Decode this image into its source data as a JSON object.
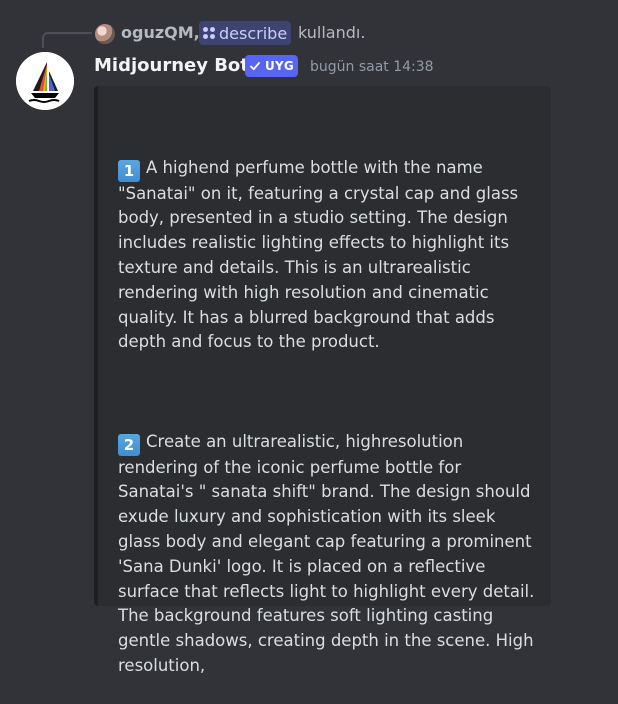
{
  "reply": {
    "username": "oguzQM,",
    "command": "describe",
    "suffix": "kullandı."
  },
  "message": {
    "author": "Midjourney Bot",
    "app_badge": "UYG",
    "timestamp": "bugün saat 14:38"
  },
  "embed": {
    "prompts": [
      {
        "number": "1",
        "text": "A highend perfume bottle with the name \"Sanatai\" on it, featuring a crystal cap and glass body, presented in a studio setting. The design includes realistic lighting effects to highlight its texture and details. This is an ultrarealistic rendering with high resolution and cinematic quality. It has a blurred background that adds depth and focus to the product."
      },
      {
        "number": "2",
        "text": "Create an ultrarealistic, highresolution rendering of the iconic perfume bottle for Sanatai's \" sanata shift\" brand. The design should exude luxury and sophistication with its sleek glass body and elegant cap featuring a prominent 'Sana Dunki' logo. It is placed on a reflective surface that reflects light to highlight every detail. The background features soft lighting casting gentle shadows, creating depth in the scene. High resolution,"
      }
    ]
  },
  "colors": {
    "background": "#313338",
    "embed_background": "#2b2d31",
    "badge": "#5865f2",
    "command_chip": "#3e4470",
    "command_text": "#c9cdfb",
    "keycap": "#3f8fd1"
  },
  "icons": {
    "command": "slash-command-icon",
    "badge": "checkmark-icon",
    "avatar": "midjourney-sailboat-logo"
  }
}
---*---
REQUIREMENT:
Strip out the pictures and quote the remaining data word for word.

TASK OUTPUT:
Decode this image into its source data as a JSON object.
{
  "reply": {
    "username": "oguzQM,",
    "command": "describe",
    "suffix": "kullandı."
  },
  "message": {
    "author": "Midjourney Bot",
    "app_badge": "UYG",
    "timestamp": "bugün saat 14:38"
  },
  "embed": {
    "prompts": [
      {
        "number": "1",
        "text": "A highend perfume bottle with the name \"Sanatai\" on it, featuring a crystal cap and glass body, presented in a studio setting. The design includes realistic lighting effects to highlight its texture and details. This is an ultrarealistic rendering with high resolution and cinematic quality. It has a blurred background that adds depth and focus to the product."
      },
      {
        "number": "2",
        "text": "Create an ultrarealistic, highresolution rendering of the iconic perfume bottle for Sanatai's \" sanata shift\" brand. The design should exude luxury and sophistication with its sleek glass body and elegant cap featuring a prominent 'Sana Dunki' logo. It is placed on a reflective surface that reflects light to highlight every detail. The background features soft lighting casting gentle shadows, creating depth in the scene. High resolution,"
      }
    ]
  },
  "colors": {
    "background": "#313338",
    "embed_background": "#2b2d31",
    "badge": "#5865f2",
    "command_chip": "#3e4470",
    "command_text": "#c9cdfb",
    "keycap": "#3f8fd1"
  },
  "icons": {
    "command": "slash-command-icon",
    "badge": "checkmark-icon",
    "avatar": "midjourney-sailboat-logo"
  }
}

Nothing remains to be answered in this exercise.